Beneath this sentence is a set of records; write each of them out exactly.

(Collected data)
-*-*-

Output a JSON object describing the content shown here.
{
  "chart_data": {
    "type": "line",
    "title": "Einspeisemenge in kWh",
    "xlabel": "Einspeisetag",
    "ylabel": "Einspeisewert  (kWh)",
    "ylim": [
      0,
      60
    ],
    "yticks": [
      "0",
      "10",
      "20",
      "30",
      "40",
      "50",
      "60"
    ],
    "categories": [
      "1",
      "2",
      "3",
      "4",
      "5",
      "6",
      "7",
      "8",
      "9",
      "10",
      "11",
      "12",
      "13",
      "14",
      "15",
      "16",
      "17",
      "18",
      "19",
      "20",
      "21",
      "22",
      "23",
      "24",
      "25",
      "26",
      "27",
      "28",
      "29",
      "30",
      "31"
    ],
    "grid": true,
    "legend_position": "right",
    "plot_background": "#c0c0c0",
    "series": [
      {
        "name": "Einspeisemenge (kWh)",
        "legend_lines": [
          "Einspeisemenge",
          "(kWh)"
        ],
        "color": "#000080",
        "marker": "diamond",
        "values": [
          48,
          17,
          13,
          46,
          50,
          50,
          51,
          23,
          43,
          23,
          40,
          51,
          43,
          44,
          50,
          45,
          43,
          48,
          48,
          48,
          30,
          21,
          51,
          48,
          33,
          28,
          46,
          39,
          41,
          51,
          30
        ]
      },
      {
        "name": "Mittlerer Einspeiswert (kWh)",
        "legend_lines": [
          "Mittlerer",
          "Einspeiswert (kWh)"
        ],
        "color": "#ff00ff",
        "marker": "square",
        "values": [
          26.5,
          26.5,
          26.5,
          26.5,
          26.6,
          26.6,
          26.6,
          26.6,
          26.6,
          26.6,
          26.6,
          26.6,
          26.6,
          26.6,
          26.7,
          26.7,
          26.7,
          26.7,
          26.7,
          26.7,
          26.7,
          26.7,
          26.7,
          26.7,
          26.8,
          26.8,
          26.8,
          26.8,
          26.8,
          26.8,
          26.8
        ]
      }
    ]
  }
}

-*-*-

Full answer
Output a JSON object describing the content shown here.
{
  "chart_data": {
    "type": "line",
    "title": "Einspeisemenge in kWh",
    "xlabel": "Einspeisetag",
    "ylabel": "Einspeisewert  (kWh)",
    "ylim": [
      0,
      60
    ],
    "yticks": [
      "0",
      "10",
      "20",
      "30",
      "40",
      "50",
      "60"
    ],
    "categories": [
      "1",
      "2",
      "3",
      "4",
      "5",
      "6",
      "7",
      "8",
      "9",
      "10",
      "11",
      "12",
      "13",
      "14",
      "15",
      "16",
      "17",
      "18",
      "19",
      "20",
      "21",
      "22",
      "23",
      "24",
      "25",
      "26",
      "27",
      "28",
      "29",
      "30",
      "31"
    ],
    "grid": true,
    "legend_position": "right",
    "plot_background": "#c0c0c0",
    "series": [
      {
        "name": "Einspeisemenge (kWh)",
        "legend_lines": [
          "Einspeisemenge",
          "(kWh)"
        ],
        "color": "#000080",
        "marker": "diamond",
        "values": [
          48,
          17,
          13,
          46,
          50,
          50,
          51,
          23,
          43,
          23,
          40,
          51,
          43,
          44,
          50,
          45,
          43,
          48,
          48,
          48,
          30,
          21,
          51,
          48,
          33,
          28,
          46,
          39,
          41,
          51,
          30
        ]
      },
      {
        "name": "Mittlerer Einspeiswert (kWh)",
        "legend_lines": [
          "Mittlerer",
          "Einspeiswert (kWh)"
        ],
        "color": "#ff00ff",
        "marker": "square",
        "values": [
          26.5,
          26.5,
          26.5,
          26.5,
          26.6,
          26.6,
          26.6,
          26.6,
          26.6,
          26.6,
          26.6,
          26.6,
          26.6,
          26.6,
          26.7,
          26.7,
          26.7,
          26.7,
          26.7,
          26.7,
          26.7,
          26.7,
          26.7,
          26.7,
          26.8,
          26.8,
          26.8,
          26.8,
          26.8,
          26.8,
          26.8
        ]
      }
    ]
  }
}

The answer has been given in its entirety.